[DATA FOR THIS TASK]
···
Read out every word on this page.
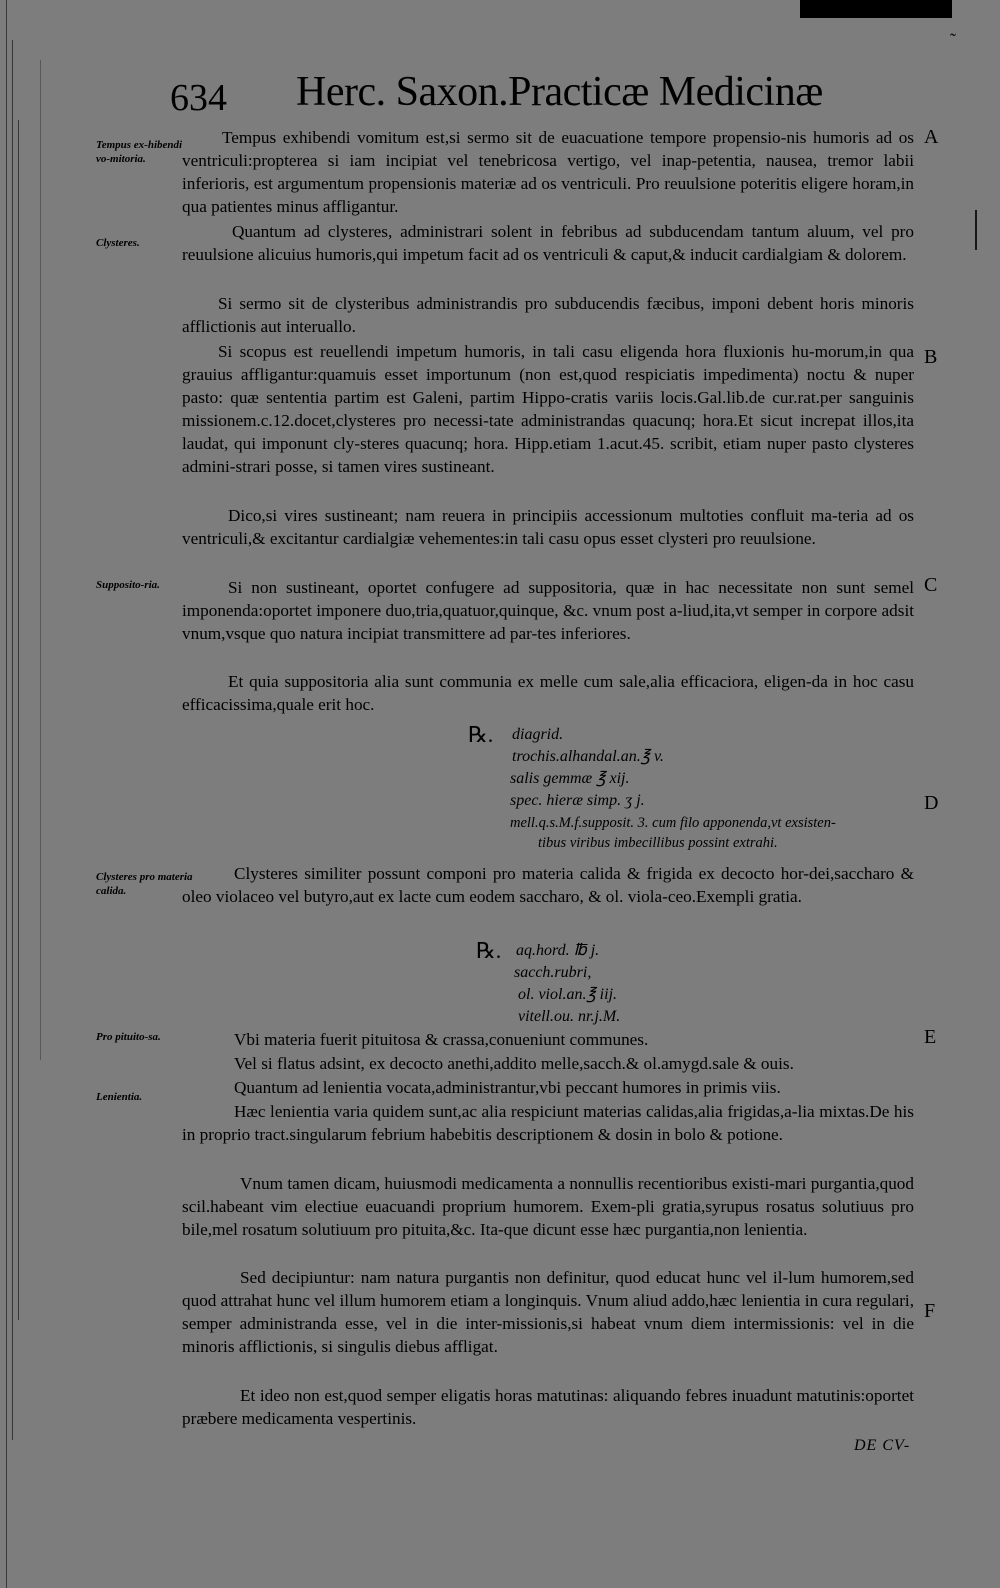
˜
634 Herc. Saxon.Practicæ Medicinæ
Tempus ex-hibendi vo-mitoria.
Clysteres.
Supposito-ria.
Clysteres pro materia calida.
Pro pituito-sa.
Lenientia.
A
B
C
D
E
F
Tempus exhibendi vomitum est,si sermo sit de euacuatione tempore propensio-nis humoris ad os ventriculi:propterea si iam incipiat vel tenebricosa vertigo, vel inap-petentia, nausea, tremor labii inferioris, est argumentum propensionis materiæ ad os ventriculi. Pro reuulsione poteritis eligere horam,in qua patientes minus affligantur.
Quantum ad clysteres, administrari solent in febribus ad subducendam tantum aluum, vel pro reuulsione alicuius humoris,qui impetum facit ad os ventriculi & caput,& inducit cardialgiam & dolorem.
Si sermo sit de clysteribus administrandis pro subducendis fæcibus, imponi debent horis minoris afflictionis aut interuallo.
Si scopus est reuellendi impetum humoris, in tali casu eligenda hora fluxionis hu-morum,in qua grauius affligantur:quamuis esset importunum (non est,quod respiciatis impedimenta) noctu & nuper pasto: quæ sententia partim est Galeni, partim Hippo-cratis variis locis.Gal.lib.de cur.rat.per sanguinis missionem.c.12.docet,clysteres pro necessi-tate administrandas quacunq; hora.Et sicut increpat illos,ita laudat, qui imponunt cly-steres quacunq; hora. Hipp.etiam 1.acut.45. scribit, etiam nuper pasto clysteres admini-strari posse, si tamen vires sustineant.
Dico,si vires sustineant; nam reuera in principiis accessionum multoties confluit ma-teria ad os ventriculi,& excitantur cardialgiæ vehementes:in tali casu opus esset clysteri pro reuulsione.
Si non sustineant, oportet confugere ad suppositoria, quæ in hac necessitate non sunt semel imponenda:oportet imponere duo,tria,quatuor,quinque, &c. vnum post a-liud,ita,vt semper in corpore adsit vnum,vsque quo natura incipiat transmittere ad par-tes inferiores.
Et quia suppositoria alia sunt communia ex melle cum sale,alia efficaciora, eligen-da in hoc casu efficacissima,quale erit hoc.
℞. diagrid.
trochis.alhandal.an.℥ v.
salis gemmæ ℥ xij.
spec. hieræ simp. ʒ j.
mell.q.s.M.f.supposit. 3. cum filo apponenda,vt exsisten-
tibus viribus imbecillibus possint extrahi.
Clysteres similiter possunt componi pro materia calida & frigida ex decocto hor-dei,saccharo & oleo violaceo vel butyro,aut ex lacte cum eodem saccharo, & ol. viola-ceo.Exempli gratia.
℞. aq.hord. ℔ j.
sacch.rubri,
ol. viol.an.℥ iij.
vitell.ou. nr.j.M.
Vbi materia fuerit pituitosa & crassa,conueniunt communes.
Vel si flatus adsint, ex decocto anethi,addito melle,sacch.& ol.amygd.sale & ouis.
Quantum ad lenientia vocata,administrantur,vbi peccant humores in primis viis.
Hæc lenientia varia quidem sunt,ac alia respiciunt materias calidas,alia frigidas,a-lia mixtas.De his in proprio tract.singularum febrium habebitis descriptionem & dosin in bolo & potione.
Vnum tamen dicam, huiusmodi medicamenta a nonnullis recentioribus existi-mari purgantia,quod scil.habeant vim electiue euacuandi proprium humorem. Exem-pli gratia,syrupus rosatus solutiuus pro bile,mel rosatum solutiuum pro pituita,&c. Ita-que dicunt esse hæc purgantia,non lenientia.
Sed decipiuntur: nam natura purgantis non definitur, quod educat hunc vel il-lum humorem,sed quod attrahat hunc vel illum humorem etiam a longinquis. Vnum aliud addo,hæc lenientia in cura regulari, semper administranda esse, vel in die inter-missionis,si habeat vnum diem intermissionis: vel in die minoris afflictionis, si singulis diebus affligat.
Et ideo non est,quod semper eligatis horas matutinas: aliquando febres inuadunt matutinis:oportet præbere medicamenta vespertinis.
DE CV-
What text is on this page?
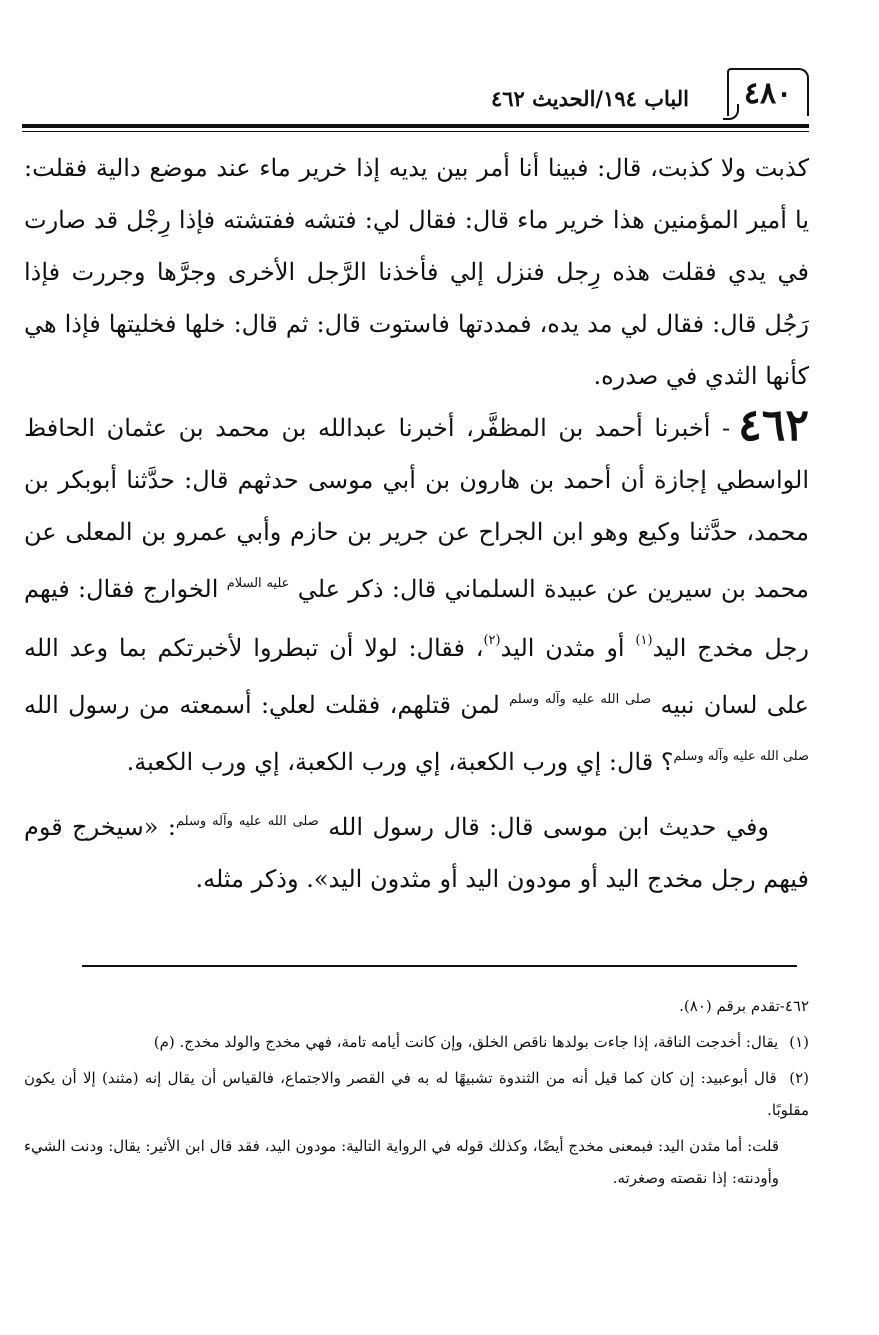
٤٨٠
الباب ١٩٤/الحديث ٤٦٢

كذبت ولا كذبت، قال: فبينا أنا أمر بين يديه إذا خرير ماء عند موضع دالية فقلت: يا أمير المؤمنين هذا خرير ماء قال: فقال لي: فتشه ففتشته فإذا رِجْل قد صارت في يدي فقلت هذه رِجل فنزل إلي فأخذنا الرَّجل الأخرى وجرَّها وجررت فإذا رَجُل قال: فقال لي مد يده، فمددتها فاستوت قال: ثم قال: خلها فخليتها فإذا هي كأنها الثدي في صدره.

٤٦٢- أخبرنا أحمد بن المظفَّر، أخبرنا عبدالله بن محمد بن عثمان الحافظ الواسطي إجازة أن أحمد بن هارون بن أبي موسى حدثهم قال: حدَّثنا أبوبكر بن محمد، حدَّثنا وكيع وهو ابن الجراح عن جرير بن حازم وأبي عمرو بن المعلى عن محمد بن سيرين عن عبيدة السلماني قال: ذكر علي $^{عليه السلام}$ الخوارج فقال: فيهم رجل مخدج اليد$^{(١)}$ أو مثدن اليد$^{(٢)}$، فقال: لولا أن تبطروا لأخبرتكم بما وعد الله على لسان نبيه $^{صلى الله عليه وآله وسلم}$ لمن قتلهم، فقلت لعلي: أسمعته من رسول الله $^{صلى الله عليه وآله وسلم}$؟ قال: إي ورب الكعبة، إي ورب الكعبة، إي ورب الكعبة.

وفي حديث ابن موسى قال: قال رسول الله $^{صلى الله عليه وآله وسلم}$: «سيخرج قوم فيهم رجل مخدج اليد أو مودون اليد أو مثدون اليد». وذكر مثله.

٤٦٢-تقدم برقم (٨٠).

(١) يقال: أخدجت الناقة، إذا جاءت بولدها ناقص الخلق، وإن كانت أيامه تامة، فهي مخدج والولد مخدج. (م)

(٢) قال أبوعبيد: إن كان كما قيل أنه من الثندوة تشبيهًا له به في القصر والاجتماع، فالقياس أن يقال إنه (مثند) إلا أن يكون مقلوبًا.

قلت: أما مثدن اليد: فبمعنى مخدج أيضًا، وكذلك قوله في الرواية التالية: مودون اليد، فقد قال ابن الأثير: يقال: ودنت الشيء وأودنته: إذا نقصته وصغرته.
···
Gather all the lines that include the word "alia" and copy them out.

Et quia suppositoria alia sunt communia ex melle cum sale,alia efficaciora, eligen-da in hoc casu efficacissima,quale erit hoc.
Hæc lenientia varia quidem sunt,ac alia respiciunt materias calidas,alia frigidas,a-lia mixtas.De his in proprio tract.singularum febrium habebitis descriptionem & dosin in bolo & potione.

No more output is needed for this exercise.